What is required: The entries below should be quoted exactly, with no pictures carried over.

Dataset:

____________________

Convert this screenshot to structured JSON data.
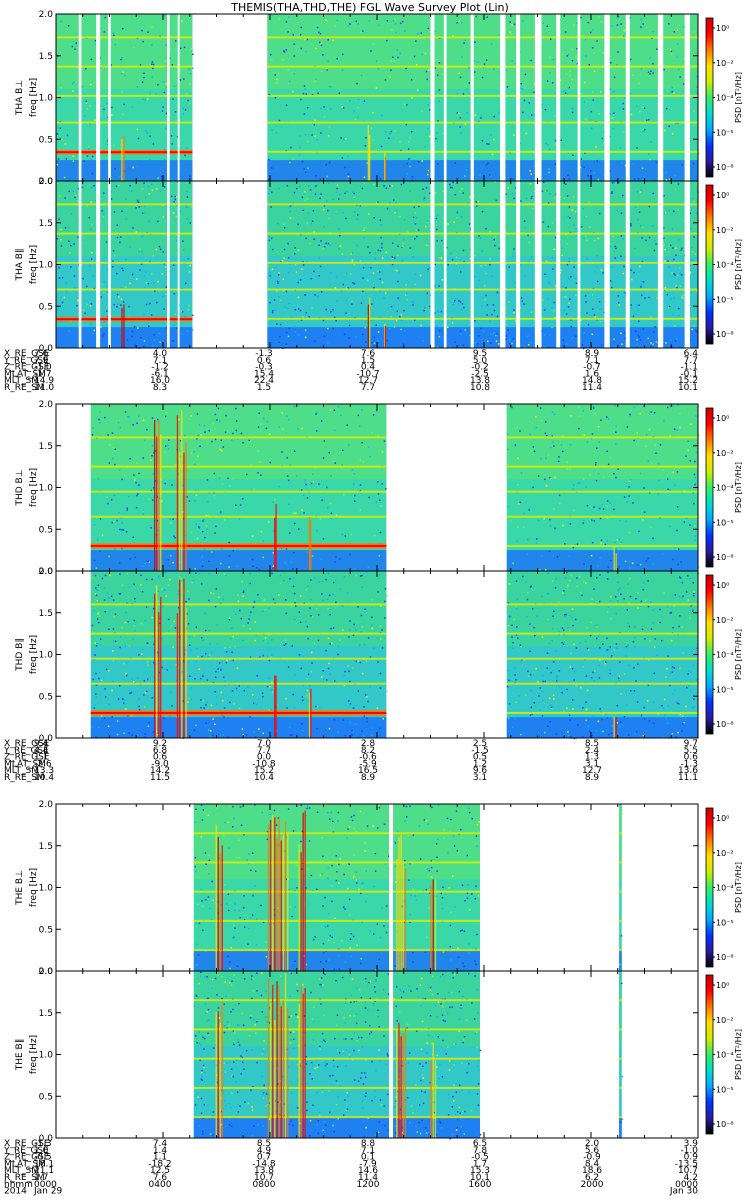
{
  "chart_data": {
    "type": "heatmap",
    "title": "THEMIS(THA,THD,THE) FGL Wave Survey Plot (Lin)",
    "freq_range_hz": [
      0.0,
      2.0
    ],
    "freq_ticks": [
      "0.0",
      "0.5",
      "1.0",
      "1.5",
      "2.0"
    ],
    "colorbar_label": "PSD [nT²/Hz]",
    "colorbar_ticks": [
      "10⁻⁸",
      "10⁻⁵",
      "10⁻⁴",
      "10⁻²",
      "10⁰"
    ],
    "colorbar_colors": [
      "#000000",
      "#2a1aa0",
      "#0033ff",
      "#00aaff",
      "#00ddcc",
      "#33ee66",
      "#ccee00",
      "#ffdd00",
      "#ff7700",
      "#ff0000",
      "#cc0000"
    ],
    "time_hours": [
      0,
      24
    ],
    "probes": [
      {
        "name": "THA",
        "panels": [
          {
            "id": "perp",
            "ylabel": "THA B⊥",
            "yunit": "freq [Hz]"
          },
          {
            "id": "par",
            "ylabel": "THA B∥",
            "yunit": "freq [Hz]"
          }
        ],
        "data_intervals_hr": [
          [
            0.0,
            5.1
          ],
          [
            7.9,
            24.0
          ]
        ],
        "gaps_hr": [
          [
            0.85,
            0.95
          ],
          [
            1.5,
            1.65
          ],
          [
            1.95,
            2.05
          ],
          [
            4.15,
            4.25
          ],
          [
            4.55,
            4.62
          ],
          [
            14.0,
            14.15
          ],
          [
            14.5,
            14.6
          ],
          [
            15.5,
            15.62
          ],
          [
            16.6,
            16.8
          ],
          [
            17.2,
            17.35
          ],
          [
            17.9,
            18.15
          ],
          [
            18.7,
            18.85
          ],
          [
            19.5,
            19.6
          ],
          [
            20.5,
            20.7
          ],
          [
            21.3,
            21.45
          ],
          [
            22.5,
            22.7
          ],
          [
            23.5,
            23.7
          ]
        ],
        "lines_hz": [
          0.35,
          0.7,
          1.02,
          1.37,
          1.72
        ],
        "hot_bands": [
          {
            "f_lo": 0.32,
            "f_hi": 0.37,
            "t0": 0.0,
            "t1": 5.1
          }
        ],
        "bursts_hr": [
          [
            2.5,
            0.15,
            0.55
          ],
          [
            11.7,
            0.1,
            0.7
          ],
          [
            12.3,
            0.05,
            0.35
          ]
        ],
        "ephemeris": {
          "labels": [
            "X_RE_GSE",
            "Y_RE_GSE",
            "Z_RE_GSE",
            "MLAT_SM",
            "MLT_SM",
            "R_RE_SM"
          ],
          "columns": [
            [
              "7.6",
              "7.9",
              "-1.0",
              "-1.7",
              "14.9",
              "11.0"
            ],
            [
              "4.0",
              "7.1",
              "-1.2",
              "-6.1",
              "16.0",
              "8.3"
            ],
            [
              "-1.3",
              "0.6",
              "-0.3",
              "15.4",
              "22.4",
              "1.5"
            ],
            [
              "7.6",
              "1.5",
              "0.4",
              "-10.7",
              "12.7",
              "7.7"
            ],
            [
              "9.5",
              "5.0",
              "-0.2",
              "-2.5",
              "13.8",
              "10.8"
            ],
            [
              "8.9",
              "7.1",
              "-0.7",
              "1.6",
              "14.8",
              "11.4"
            ],
            [
              "6.4",
              "7.7",
              "-1.1",
              "-0.1",
              "15.2",
              "10.1"
            ]
          ]
        }
      },
      {
        "name": "THD",
        "panels": [
          {
            "id": "perp",
            "ylabel": "THD B⊥",
            "yunit": "freq [Hz]"
          },
          {
            "id": "par",
            "ylabel": "THD B∥",
            "yunit": "freq [Hz]"
          }
        ],
        "data_intervals_hr": [
          [
            1.3,
            12.35
          ],
          [
            16.85,
            24.0
          ]
        ],
        "gaps_hr": [],
        "lines_hz": [
          0.3,
          0.65,
          0.95,
          1.25,
          1.6
        ],
        "hot_bands": [
          {
            "f_lo": 0.27,
            "f_hi": 0.33,
            "t0": 1.3,
            "t1": 12.35
          }
        ],
        "bursts_hr": [
          [
            3.8,
            0.3,
            2.0
          ],
          [
            4.7,
            0.4,
            2.0
          ],
          [
            8.2,
            0.1,
            0.9
          ],
          [
            9.5,
            0.1,
            0.7
          ],
          [
            20.9,
            0.15,
            0.3
          ]
        ],
        "ephemeris": {
          "labels": [
            "X_RE_GSE",
            "Y_RE_GSE",
            "Z_RE_GSE",
            "MLAT_SM",
            "MLT_SM",
            "R_RE_SM"
          ],
          "columns": [
            [
              "9.4",
              "4.4",
              "1.1",
              "-2.6",
              "13.3",
              "10.4"
            ],
            [
              "9.2",
              "6.8",
              "0.6",
              "-9.0",
              "14.2",
              "11.5"
            ],
            [
              "7.0",
              "7.7",
              "0.0",
              "-10.8",
              "15.2",
              "10.4"
            ],
            [
              "2.8",
              "8.2",
              "-0.6",
              "-5.9",
              "16.5",
              "8.9"
            ],
            [
              "2.5",
              "-1.5",
              "0.5",
              "1.2",
              "9.6",
              "3.1"
            ],
            [
              "8.5",
              "2.4",
              "1.3",
              "3.1",
              "12.7",
              "8.9"
            ],
            [
              "9.7",
              "5.5",
              "0.6",
              "-1.3",
              "13.6",
              "11.1"
            ]
          ]
        }
      },
      {
        "name": "THE",
        "panels": [
          {
            "id": "perp",
            "ylabel": "THE B⊥",
            "yunit": "freq [Hz]"
          },
          {
            "id": "par",
            "ylabel": "THE B∥",
            "yunit": "freq [Hz]"
          }
        ],
        "data_intervals_hr": [
          [
            5.15,
            15.85
          ],
          [
            21.05,
            21.15
          ]
        ],
        "gaps_hr": [
          [
            12.45,
            12.6
          ]
        ],
        "lines_hz": [
          0.25,
          0.6,
          0.95,
          1.3,
          1.65
        ],
        "hot_bands": [],
        "bursts_hr": [
          [
            6.1,
            0.3,
            1.8
          ],
          [
            8.3,
            0.8,
            2.0
          ],
          [
            9.2,
            0.3,
            2.0
          ],
          [
            12.9,
            0.4,
            1.7
          ],
          [
            14.1,
            0.25,
            1.3
          ]
        ],
        "ephemeris": {
          "labels": [
            "X_RE_GSE",
            "Y_RE_GSE",
            "Z_RE_GSE",
            "MLAT_SM",
            "MLT_SM",
            "R_RE_SM",
            "hhmm",
            "2014"
          ],
          "columns": [
            [
              "-1.3",
              "1.0",
              "-0.5",
              "16.1",
              "21.1",
              "1.7",
              "0000",
              "Jan 29"
            ],
            [
              "7.4",
              "1.4",
              "1.1",
              "-18.2",
              "12.5",
              "7.6",
              "0400",
              ""
            ],
            [
              "8.5",
              "4.9",
              "0.7",
              "-14.8",
              "13.8",
              "10.7",
              "0800",
              ""
            ],
            [
              "8.8",
              "7.1",
              "0.1",
              "-7.9",
              "14.6",
              "11.4",
              "1200",
              ""
            ],
            [
              "6.5",
              "7.8",
              "-0.5",
              "1.7",
              "15.3",
              "10.1",
              "1600",
              ""
            ],
            [
              "2.0",
              "5.6",
              "-0.9",
              "8.4",
              "18.6",
              "6.2",
              "2000",
              ""
            ],
            [
              "3.9",
              "-1.0",
              "0.9",
              "-13.5",
              "10.7",
              "4.2",
              "0000",
              "Jan 30"
            ]
          ]
        }
      }
    ]
  }
}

____________________

Exercise solution:
Convert this screenshot to structured JSON data.
{
  "chart_data": {
    "type": "heatmap",
    "title": "THEMIS(THA,THD,THE) FGL Wave Survey Plot (Lin)",
    "freq_range_hz": [
      0.0,
      2.0
    ],
    "freq_ticks": [
      "0.0",
      "0.5",
      "1.0",
      "1.5",
      "2.0"
    ],
    "colorbar_label": "PSD [nT²/Hz]",
    "colorbar_ticks": [
      "10⁻⁸",
      "10⁻⁵",
      "10⁻⁴",
      "10⁻²",
      "10⁰"
    ],
    "colorbar_colors": [
      "#000000",
      "#2a1aa0",
      "#0033ff",
      "#00aaff",
      "#00ddcc",
      "#33ee66",
      "#ccee00",
      "#ffdd00",
      "#ff7700",
      "#ff0000",
      "#cc0000"
    ],
    "time_hours": [
      0,
      24
    ],
    "probes": [
      {
        "name": "THA",
        "panels": [
          {
            "id": "perp",
            "ylabel": "THA B⊥",
            "yunit": "freq [Hz]"
          },
          {
            "id": "par",
            "ylabel": "THA B∥",
            "yunit": "freq [Hz]"
          }
        ],
        "data_intervals_hr": [
          [
            0.0,
            5.1
          ],
          [
            7.9,
            24.0
          ]
        ],
        "gaps_hr": [
          [
            0.85,
            0.95
          ],
          [
            1.5,
            1.65
          ],
          [
            1.95,
            2.05
          ],
          [
            4.15,
            4.25
          ],
          [
            4.55,
            4.62
          ],
          [
            14.0,
            14.15
          ],
          [
            14.5,
            14.6
          ],
          [
            15.5,
            15.62
          ],
          [
            16.6,
            16.8
          ],
          [
            17.2,
            17.35
          ],
          [
            17.9,
            18.15
          ],
          [
            18.7,
            18.85
          ],
          [
            19.5,
            19.6
          ],
          [
            20.5,
            20.7
          ],
          [
            21.3,
            21.45
          ],
          [
            22.5,
            22.7
          ],
          [
            23.5,
            23.7
          ]
        ],
        "lines_hz": [
          0.35,
          0.7,
          1.02,
          1.37,
          1.72
        ],
        "hot_bands": [
          {
            "f_lo": 0.32,
            "f_hi": 0.37,
            "t0": 0.0,
            "t1": 5.1
          }
        ],
        "bursts_hr": [
          [
            2.5,
            0.15,
            0.55
          ],
          [
            11.7,
            0.1,
            0.7
          ],
          [
            12.3,
            0.05,
            0.35
          ]
        ],
        "ephemeris": {
          "labels": [
            "X_RE_GSE",
            "Y_RE_GSE",
            "Z_RE_GSE",
            "MLAT_SM",
            "MLT_SM",
            "R_RE_SM"
          ],
          "columns": [
            [
              "7.6",
              "7.9",
              "-1.0",
              "-1.7",
              "14.9",
              "11.0"
            ],
            [
              "4.0",
              "7.1",
              "-1.2",
              "-6.1",
              "16.0",
              "8.3"
            ],
            [
              "-1.3",
              "0.6",
              "-0.3",
              "15.4",
              "22.4",
              "1.5"
            ],
            [
              "7.6",
              "1.5",
              "0.4",
              "-10.7",
              "12.7",
              "7.7"
            ],
            [
              "9.5",
              "5.0",
              "-0.2",
              "-2.5",
              "13.8",
              "10.8"
            ],
            [
              "8.9",
              "7.1",
              "-0.7",
              "1.6",
              "14.8",
              "11.4"
            ],
            [
              "6.4",
              "7.7",
              "-1.1",
              "-0.1",
              "15.2",
              "10.1"
            ]
          ]
        }
      },
      {
        "name": "THD",
        "panels": [
          {
            "id": "perp",
            "ylabel": "THD B⊥",
            "yunit": "freq [Hz]"
          },
          {
            "id": "par",
            "ylabel": "THD B∥",
            "yunit": "freq [Hz]"
          }
        ],
        "data_intervals_hr": [
          [
            1.3,
            12.35
          ],
          [
            16.85,
            24.0
          ]
        ],
        "gaps_hr": [],
        "lines_hz": [
          0.3,
          0.65,
          0.95,
          1.25,
          1.6
        ],
        "hot_bands": [
          {
            "f_lo": 0.27,
            "f_hi": 0.33,
            "t0": 1.3,
            "t1": 12.35
          }
        ],
        "bursts_hr": [
          [
            3.8,
            0.3,
            2.0
          ],
          [
            4.7,
            0.4,
            2.0
          ],
          [
            8.2,
            0.1,
            0.9
          ],
          [
            9.5,
            0.1,
            0.7
          ],
          [
            20.9,
            0.15,
            0.3
          ]
        ],
        "ephemeris": {
          "labels": [
            "X_RE_GSE",
            "Y_RE_GSE",
            "Z_RE_GSE",
            "MLAT_SM",
            "MLT_SM",
            "R_RE_SM"
          ],
          "columns": [
            [
              "9.4",
              "4.4",
              "1.1",
              "-2.6",
              "13.3",
              "10.4"
            ],
            [
              "9.2",
              "6.8",
              "0.6",
              "-9.0",
              "14.2",
              "11.5"
            ],
            [
              "7.0",
              "7.7",
              "0.0",
              "-10.8",
              "15.2",
              "10.4"
            ],
            [
              "2.8",
              "8.2",
              "-0.6",
              "-5.9",
              "16.5",
              "8.9"
            ],
            [
              "2.5",
              "-1.5",
              "0.5",
              "1.2",
              "9.6",
              "3.1"
            ],
            [
              "8.5",
              "2.4",
              "1.3",
              "3.1",
              "12.7",
              "8.9"
            ],
            [
              "9.7",
              "5.5",
              "0.6",
              "-1.3",
              "13.6",
              "11.1"
            ]
          ]
        }
      },
      {
        "name": "THE",
        "panels": [
          {
            "id": "perp",
            "ylabel": "THE B⊥",
            "yunit": "freq [Hz]"
          },
          {
            "id": "par",
            "ylabel": "THE B∥",
            "yunit": "freq [Hz]"
          }
        ],
        "data_intervals_hr": [
          [
            5.15,
            15.85
          ],
          [
            21.05,
            21.15
          ]
        ],
        "gaps_hr": [
          [
            12.45,
            12.6
          ]
        ],
        "lines_hz": [
          0.25,
          0.6,
          0.95,
          1.3,
          1.65
        ],
        "hot_bands": [],
        "bursts_hr": [
          [
            6.1,
            0.3,
            1.8
          ],
          [
            8.3,
            0.8,
            2.0
          ],
          [
            9.2,
            0.3,
            2.0
          ],
          [
            12.9,
            0.4,
            1.7
          ],
          [
            14.1,
            0.25,
            1.3
          ]
        ],
        "ephemeris": {
          "labels": [
            "X_RE_GSE",
            "Y_RE_GSE",
            "Z_RE_GSE",
            "MLAT_SM",
            "MLT_SM",
            "R_RE_SM",
            "hhmm",
            "2014"
          ],
          "columns": [
            [
              "-1.3",
              "1.0",
              "-0.5",
              "16.1",
              "21.1",
              "1.7",
              "0000",
              "Jan 29"
            ],
            [
              "7.4",
              "1.4",
              "1.1",
              "-18.2",
              "12.5",
              "7.6",
              "0400",
              ""
            ],
            [
              "8.5",
              "4.9",
              "0.7",
              "-14.8",
              "13.8",
              "10.7",
              "0800",
              ""
            ],
            [
              "8.8",
              "7.1",
              "0.1",
              "-7.9",
              "14.6",
              "11.4",
              "1200",
              ""
            ],
            [
              "6.5",
              "7.8",
              "-0.5",
              "1.7",
              "15.3",
              "10.1",
              "1600",
              ""
            ],
            [
              "2.0",
              "5.6",
              "-0.9",
              "8.4",
              "18.6",
              "6.2",
              "2000",
              ""
            ],
            [
              "3.9",
              "-1.0",
              "0.9",
              "-13.5",
              "10.7",
              "4.2",
              "0000",
              "Jan 30"
            ]
          ]
        }
      }
    ]
  }
}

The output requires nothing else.